文本节选 =>
((
SparkStreaming读kafka写入HDFS

本教程基于CDH5.8.0其它组件版本为:spark2.1.0、kafka0.10.2、HDFS2.6.0

pom

  <dependency>
        <groupId>org.apache.spark</groupId>
        <artifactId>spark-streaming_2.11</artifactId>
        <version>2.1.0</version>
        <scope>compile</scope>
  </dependency>
  <dependency>
        <groupId>org.apache.spark</groupId>
        <artifactId>spark-streaming-kafka-0-10_2.11</artifactId>
        <version>2.1.0</version>
        <scope>compile</scope>
  </dependency>
  <dependency>
       <groupId>org.apache.hbase</groupId>
       <artifactId>hbase-client</artifactId>
       <version>1.2.0</version>
       <scope>compile</scope>
  </dependency>

访问Kerberos环境下的HBase代码

package utils
import java.security.PrivilegedAction
import org.apache.hadoop.hbase.HBaseConfiguration
import org.apache.hadoop.hbase.client.{Connection, ConnectionFactory}
import org.apache.hadoop.security.UserGroupInformation

/**
  * Created by LHX on 2018/7/12 15:13.
  * 访问Kerberos环境下的HBase
  */

object HBaseUtil extends Serializable{

    /**
      * HBase 配置文件路径
      * @return
      */
    def getHBaseConn(): Connection = {
        System.setProperty("java.security.krb5.conf","krb5.conf")
        var table_name ="DAC_test01"
        val conf = HBaseConfiguration.create()
        val user = "asmp"
        val keyPath = "asmp.keytab"
        //Kerberos验证
        conf.set("hbase.zookeeper.quorum","www.test.com")
        conf.set("hbase.zookeeper.property.clientPort", "2181")
        conf.set("hbase.rootdir", "hdfs://www.test.com:8020/hbase")
        conf.set("hadoop.security.authentication","Kerberos")
        conf.set("hbase.security.authentication","Kerberos")
        conf.set("hbase.zookeeper.client.keytab.file", keyPath)
        conf.set("hbase.master.kerberos.principal", "hbase/_HOST")
        conf.set("hbase.master.keytab.file", keyPath)
        conf.set("hbase.regionserver.kerberos.principal", "hbase")
        conf.set("hbase.regionserver.keytab.file", keyPath)

        UserGroupInformation.setConfiguration(conf)
        UserGroupInformation.loginUserFromKeytab(user, keyPath)
        val loginUser = UserGroupInformation.getLoginUser
        loginUser.doAs(new PrivilegedAction[Connection] {
            override def run(): Connection = ConnectionFactory.createConnection(conf)
        })
    }

}

Spark2Streaming应用实时读取Kafka代码

package com.egridcloud.kafka

import org.apache.commons.lang.StringUtils
import org.apache.hadoop.hbase.{HBaseConfiguration, TableName}
import org.apache.hadoop.hbase.client.{Connection, ConnectionFactory, Put}
import org.apache.hadoop.hbase.util.Bytes
import org.apache.hadoop.security.UserGroupInformation
import org.apache.kafka.common.serialization.StringDeserializer
import org.apache.spark.{SparkConf, SparkContext}
import org.apache.spark.sql.SparkSession
import org.apache.spark.streaming.kafka010.{ConsumerStrategies, KafkaUtils, LocationStrategies}
import org.apache.spark.streaming.{Seconds, StreamingContext}
import utils.HBaseUtil

import scala.util.Try
import scala.util.parsing.json.JSON

/**
  * Created by LHX on 2018/7/12 15:07.
))
所给记录 =>
((
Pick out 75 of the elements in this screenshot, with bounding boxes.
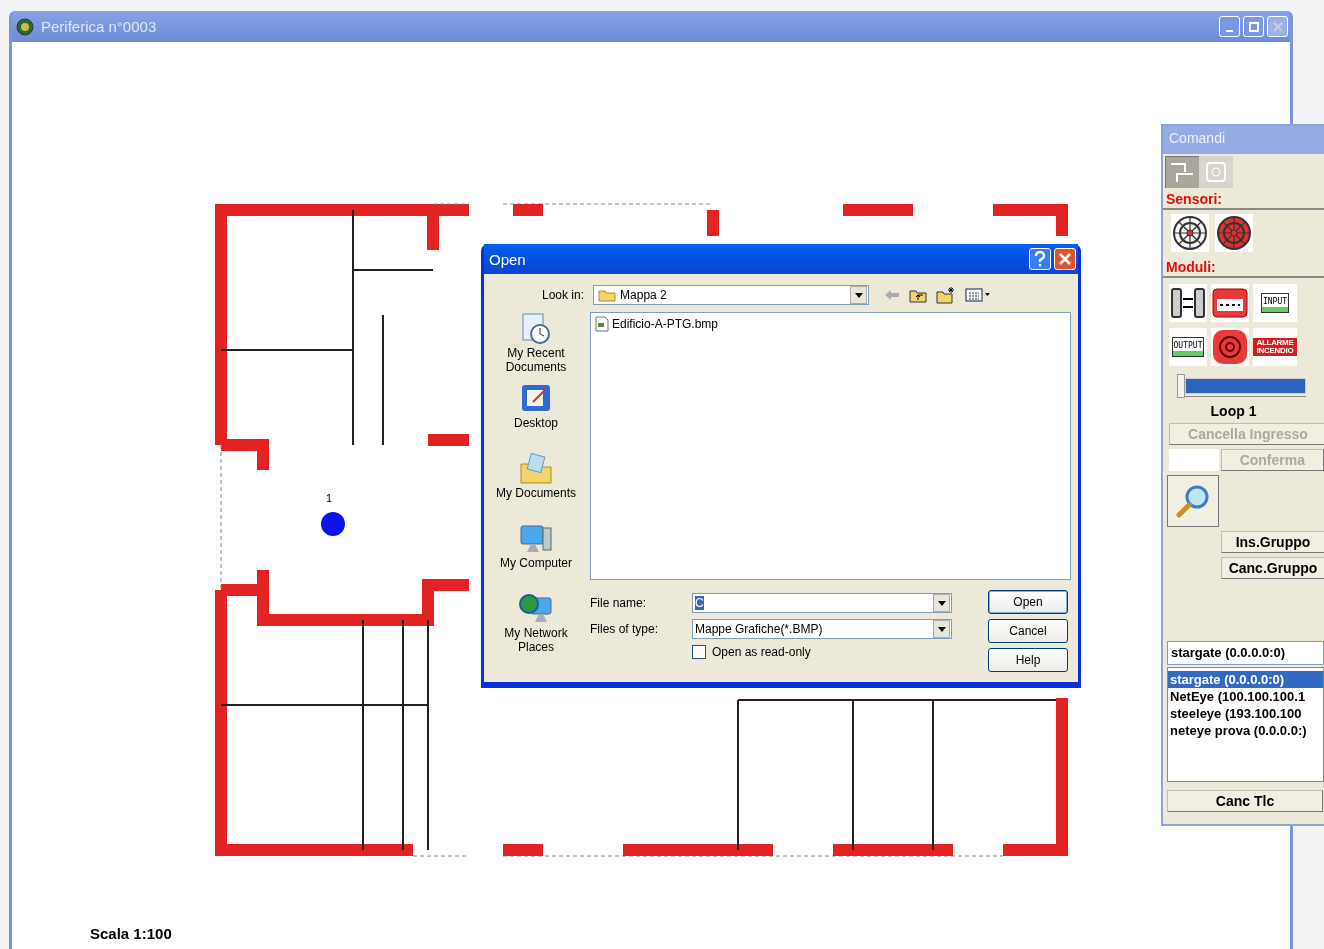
delete-button[interactable]: Canc Tlc (1167, 790, 1323, 812)
places-item[interactable]: My Network Places (484, 592, 588, 658)
close-icon (1058, 252, 1072, 266)
look-in-label: Look in: (542, 288, 585, 302)
question-icon (1033, 251, 1047, 267)
section-label: Sensori: (1163, 188, 1324, 210)
file-type-label: Files of type: (590, 622, 660, 636)
read-only-label: Open as read-only (712, 645, 811, 659)
module-tool[interactable]: OUTPUT (1169, 328, 1207, 366)
io-module-icon (1170, 287, 1206, 319)
detector-icon (1172, 215, 1208, 251)
input-field[interactable] (1169, 449, 1219, 471)
sensor-tool[interactable] (1215, 214, 1253, 252)
connection-item[interactable]: NetEye (100.100.100.1 (1168, 688, 1323, 705)
file-item[interactable]: Edificio-A-PTG.bmp (594, 316, 719, 332)
minimize-icon (1226, 29, 1233, 32)
maximize-icon (1248, 21, 1259, 32)
module-tool[interactable] (1211, 328, 1249, 366)
close-button[interactable] (1054, 248, 1076, 270)
bitmap-file-icon (594, 316, 610, 332)
connection-field[interactable]: stargate (0.0.0.0:0) (1167, 641, 1324, 665)
dialog-button[interactable]: Open (988, 590, 1068, 614)
up-folder-icon[interactable] (909, 287, 928, 303)
documents-folder-icon (519, 452, 553, 486)
device-icon (1204, 160, 1228, 184)
search-button[interactable] (1167, 475, 1219, 527)
scale-label: Scala 1:100 (90, 925, 172, 942)
wiring-icon (1169, 160, 1195, 184)
sensor-marker-icon[interactable] (320, 511, 346, 537)
connection-item[interactable]: steeleye (193.100.100 (1168, 705, 1323, 722)
section-label: Moduli: (1163, 256, 1324, 278)
loop-slider[interactable] (1177, 374, 1306, 397)
help-button[interactable] (1029, 248, 1051, 270)
connection-item[interactable]: stargate (0.0.0.0:0) (1168, 671, 1323, 688)
alarm-label: ALLARME INCENDIO (1253, 337, 1297, 357)
module-tool[interactable] (1169, 284, 1207, 322)
maximize-button[interactable] (1243, 16, 1264, 37)
places-item[interactable]: My Documents (484, 452, 588, 518)
group-button[interactable]: Ins.Gruppo (1221, 531, 1324, 553)
new-folder-icon[interactable] (936, 286, 957, 304)
panel-title: Comandi (1163, 126, 1324, 154)
places-item[interactable]: My Computer (484, 522, 588, 588)
module-label: OUTPUT (1171, 337, 1205, 357)
places-item[interactable]: My Recent Documents (484, 312, 588, 378)
places-item[interactable]: Desktop (484, 382, 588, 448)
call-point-icon (1212, 287, 1248, 319)
dialog-button[interactable]: Help (988, 648, 1068, 672)
fire-detector-icon (1216, 215, 1252, 251)
read-only-checkbox[interactable] (692, 645, 706, 659)
tool-tab[interactable] (1165, 156, 1199, 188)
folder-icon (598, 288, 617, 302)
file-name-label: File name: (590, 596, 648, 610)
window-title: Periferica n°0003 (41, 18, 157, 35)
dialog-title: Open (489, 250, 526, 268)
sensor-tool[interactable] (1171, 214, 1209, 252)
search-icon (1175, 483, 1211, 519)
module-tool[interactable]: ALLARME INCENDIO (1253, 328, 1297, 366)
look-in-value: Mappa 2 (620, 288, 667, 302)
slider-thumb[interactable] (1177, 374, 1185, 398)
view-menu-icon[interactable] (965, 288, 992, 302)
minimize-button[interactable] (1219, 16, 1240, 37)
module-tool[interactable]: INPUT (1253, 284, 1297, 322)
module-label: INPUT (1260, 293, 1290, 313)
look-in-dropdown[interactable]: Mappa 2 (593, 285, 870, 305)
file-type-dropdown[interactable]: Mappe Grafiche(*.BMP) (692, 619, 952, 639)
loop-label: Loop 1 (1209, 402, 1258, 421)
siren-icon (1212, 329, 1248, 365)
file-name-field[interactable]: C (692, 593, 952, 613)
dialog-button[interactable]: Cancel (988, 619, 1068, 643)
module-tool[interactable] (1211, 284, 1249, 322)
close-icon (1272, 21, 1283, 32)
recent-documents-icon (519, 312, 553, 346)
connection-item[interactable]: neteye prova (0.0.0.0:) (1168, 722, 1323, 739)
group-button[interactable]: Canc.Gruppo (1221, 557, 1324, 579)
marker-label: 1 (326, 492, 333, 504)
))
任务要求 =>
1. 请从介绍SparkStreaming读取Kafka并写入HDFS的文本中摘录一段原文，从包含“UserGroupInformation.loginUserFromKeytab(user, keyPath)”的文字开始，到“Connection = ConnectionFactory.createConnection(conf)”为止，逐字照录。
2. 请把记录中从含有“delete-button[interactable]: Canc Tlc”的那一行起、到含有“maximize-icon (1248, 21, 1259, 32)”的那一行止的各行原样照抄，首尾两行都包括在内。
上面的文本和记录是彼此独立的两份材料。

各任务输出 =>
1.
UserGroupInformation.loginUserFromKeytab(user, keyPath)
        val loginUser = UserGroupInformation.getLoginUser
        loginUser.doAs(new PrivilegedAction[Connection] {
            override def run(): Connection = ConnectionFactory.createConnection(conf)

2.
delete-button[interactable]: Canc Tlc (1167, 790, 1323, 812)
places-item[interactable]: My Network Places (484, 592, 588, 658)
close-icon (1058, 252, 1072, 266)
look-in-label: Look in: (542, 288, 585, 302)
question-icon (1033, 251, 1047, 267)
section-label: Sensori: (1163, 188, 1324, 210)
file-type-label: Files of type: (590, 622, 660, 636)
read-only-label: Open as read-only (712, 645, 811, 659)
module-tool[interactable]: OUTPUT (1169, 328, 1207, 366)
io-module-icon (1170, 287, 1206, 319)
detector-icon (1172, 215, 1208, 251)
input-field[interactable] (1169, 449, 1219, 471)
sensor-tool[interactable] (1215, 214, 1253, 252)
connection-item[interactable]: NetEye (100.100.100.1 (1168, 688, 1323, 705)
file-item[interactable]: Edificio-A-PTG.bmp (594, 316, 719, 332)
minimize-icon (1226, 29, 1233, 32)
maximize-icon (1248, 21, 1259, 32)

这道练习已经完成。